[Dataset excerpts]
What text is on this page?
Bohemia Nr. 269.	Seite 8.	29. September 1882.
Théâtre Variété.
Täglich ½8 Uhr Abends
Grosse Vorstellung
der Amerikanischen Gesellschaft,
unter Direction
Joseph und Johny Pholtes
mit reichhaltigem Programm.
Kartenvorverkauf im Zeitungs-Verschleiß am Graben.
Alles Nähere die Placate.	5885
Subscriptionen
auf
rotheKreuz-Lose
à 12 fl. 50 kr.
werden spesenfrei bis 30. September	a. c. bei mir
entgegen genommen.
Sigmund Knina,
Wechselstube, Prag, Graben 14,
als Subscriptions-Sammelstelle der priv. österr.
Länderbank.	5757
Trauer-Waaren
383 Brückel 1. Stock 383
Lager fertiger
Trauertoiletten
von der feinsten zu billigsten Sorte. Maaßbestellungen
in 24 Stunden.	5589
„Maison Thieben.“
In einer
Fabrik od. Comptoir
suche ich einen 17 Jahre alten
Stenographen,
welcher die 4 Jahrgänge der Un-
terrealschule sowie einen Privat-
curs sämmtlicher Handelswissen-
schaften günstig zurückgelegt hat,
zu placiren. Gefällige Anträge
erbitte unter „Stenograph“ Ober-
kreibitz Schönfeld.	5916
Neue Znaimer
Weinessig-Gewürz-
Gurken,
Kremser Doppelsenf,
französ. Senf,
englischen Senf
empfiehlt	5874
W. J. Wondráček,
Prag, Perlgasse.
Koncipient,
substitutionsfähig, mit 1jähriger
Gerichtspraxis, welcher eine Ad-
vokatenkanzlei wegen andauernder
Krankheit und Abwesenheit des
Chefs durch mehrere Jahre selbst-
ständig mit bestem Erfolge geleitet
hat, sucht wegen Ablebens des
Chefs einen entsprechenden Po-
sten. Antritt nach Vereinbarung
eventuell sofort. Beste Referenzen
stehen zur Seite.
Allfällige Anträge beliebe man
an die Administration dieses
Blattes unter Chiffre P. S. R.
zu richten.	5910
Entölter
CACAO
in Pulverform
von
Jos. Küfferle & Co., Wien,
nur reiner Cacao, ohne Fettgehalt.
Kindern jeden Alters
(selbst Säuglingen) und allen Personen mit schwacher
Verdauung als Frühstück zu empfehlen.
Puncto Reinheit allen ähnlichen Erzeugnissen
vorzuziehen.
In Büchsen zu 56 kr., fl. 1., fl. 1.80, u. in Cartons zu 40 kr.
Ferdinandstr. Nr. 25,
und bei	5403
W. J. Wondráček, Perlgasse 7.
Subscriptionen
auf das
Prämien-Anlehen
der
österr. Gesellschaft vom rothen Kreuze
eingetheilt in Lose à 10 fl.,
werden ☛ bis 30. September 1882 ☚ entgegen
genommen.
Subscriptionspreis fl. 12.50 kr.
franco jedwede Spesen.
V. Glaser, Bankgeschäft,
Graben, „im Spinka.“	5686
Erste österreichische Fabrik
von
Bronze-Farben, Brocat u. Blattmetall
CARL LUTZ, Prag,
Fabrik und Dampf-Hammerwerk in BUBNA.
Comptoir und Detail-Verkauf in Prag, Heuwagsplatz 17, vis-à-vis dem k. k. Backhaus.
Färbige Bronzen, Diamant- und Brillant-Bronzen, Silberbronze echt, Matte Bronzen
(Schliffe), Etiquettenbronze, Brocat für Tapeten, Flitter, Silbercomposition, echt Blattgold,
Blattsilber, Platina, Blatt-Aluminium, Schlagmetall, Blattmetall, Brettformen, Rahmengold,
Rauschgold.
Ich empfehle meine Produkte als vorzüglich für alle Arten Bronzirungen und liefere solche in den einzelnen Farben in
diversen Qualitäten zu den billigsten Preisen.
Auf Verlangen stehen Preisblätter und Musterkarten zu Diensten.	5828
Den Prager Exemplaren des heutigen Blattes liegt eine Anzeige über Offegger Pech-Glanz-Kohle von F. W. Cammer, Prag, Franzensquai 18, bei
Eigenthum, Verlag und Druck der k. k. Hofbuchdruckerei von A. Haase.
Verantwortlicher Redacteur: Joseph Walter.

## Your task:
Every entry needs to be written out again, exactly as given.

## Exercise result:
What text is on this page?
Bohemia Nr. 269.	Seite 8.	29. September 1882.
Théâtre Variété.
Täglich ½8 Uhr Abends
Grosse Vorstellung
der Amerikanischen Gesellschaft,
unter Direction
Joseph und Johny Pholtes
mit reichhaltigem Programm.
Kartenvorverkauf im Zeitungs-Verschleiß am Graben.
Alles Nähere die Placate.	5885
Subscriptionen
auf
rotheKreuz-Lose
à 12 fl. 50 kr.
werden spesenfrei bis 30. September	a. c. bei mir
entgegen genommen.
Sigmund Knina,
Wechselstube, Prag, Graben 14,
als Subscriptions-Sammelstelle der priv. österr.
Länderbank.	5757
Trauer-Waaren
383 Brückel 1. Stock 383
Lager fertiger
Trauertoiletten
von der feinsten zu billigsten Sorte. Maaßbestellungen
in 24 Stunden.	5589
„Maison Thieben.“
In einer
Fabrik od. Comptoir
suche ich einen 17 Jahre alten
Stenographen,
welcher die 4 Jahrgänge der Un-
terrealschule sowie einen Privat-
curs sämmtlicher Handelswissen-
schaften günstig zurückgelegt hat,
zu placiren. Gefällige Anträge
erbitte unter „Stenograph“ Ober-
kreibitz Schönfeld.	5916
Neue Znaimer
Weinessig-Gewürz-
Gurken,
Kremser Doppelsenf,
französ. Senf,
englischen Senf
empfiehlt	5874
W. J. Wondráček,
Prag, Perlgasse.
Koncipient,
substitutionsfähig, mit 1jähriger
Gerichtspraxis, welcher eine Ad-
vokatenkanzlei wegen andauernder
Krankheit und Abwesenheit des
Chefs durch mehrere Jahre selbst-
ständig mit bestem Erfolge geleitet
hat, sucht wegen Ablebens des
Chefs einen entsprechenden Po-
sten. Antritt nach Vereinbarung
eventuell sofort. Beste Referenzen
stehen zur Seite.
Allfällige Anträge beliebe man
an die Administration dieses
Blattes unter Chiffre P. S. R.
zu richten.	5910
Entölter
CACAO
in Pulverform
von
Jos. Küfferle & Co., Wien,
nur reiner Cacao, ohne Fettgehalt.
Kindern jeden Alters
(selbst Säuglingen) und allen Personen mit schwacher
Verdauung als Frühstück zu empfehlen.
Puncto Reinheit allen ähnlichen Erzeugnissen
vorzuziehen.
In Büchsen zu 56 kr., fl. 1., fl. 1.80, u. in Cartons zu 40 kr.
Ferdinandstr. Nr. 25,
und bei	5403
W. J. Wondráček, Perlgasse 7.
Subscriptionen
auf das
Prämien-Anlehen
der
österr. Gesellschaft vom rothen Kreuze
eingetheilt in Lose à 10 fl.,
werden ☛ bis 30. September 1882 ☚ entgegen
genommen.
Subscriptionspreis fl. 12.50 kr.
franco jedwede Spesen.
V. Glaser, Bankgeschäft,
Graben, „im Spinka.“	5686
Erste österreichische Fabrik
von
Bronze-Farben, Brocat u. Blattmetall
CARL LUTZ, Prag,
Fabrik und Dampf-Hammerwerk in BUBNA.
Comptoir und Detail-Verkauf in Prag, Heuwagsplatz 17, vis-à-vis dem k. k. Backhaus.
Färbige Bronzen, Diamant- und Brillant-Bronzen, Silberbronze echt, Matte Bronzen
(Schliffe), Etiquettenbronze, Brocat für Tapeten, Flitter, Silbercomposition, echt Blattgold,
Blattsilber, Platina, Blatt-Aluminium, Schlagmetall, Blattmetall, Brettformen, Rahmengold,
Rauschgold.
Ich empfehle meine Produkte als vorzüglich für alle Arten Bronzirungen und liefere solche in den einzelnen Farben in
diversen Qualitäten zu den billigsten Preisen.
Auf Verlangen stehen Preisblätter und Musterkarten zu Diensten.	5828
Den Prager Exemplaren des heutigen Blattes liegt eine Anzeige über Offegger Pech-Glanz-Kohle von F. W. Cammer, Prag, Franzensquai 18, bei
Eigenthum, Verlag und Druck der k. k. Hofbuchdruckerei von A. Haase.
Verantwortlicher Redacteur: Joseph Walter.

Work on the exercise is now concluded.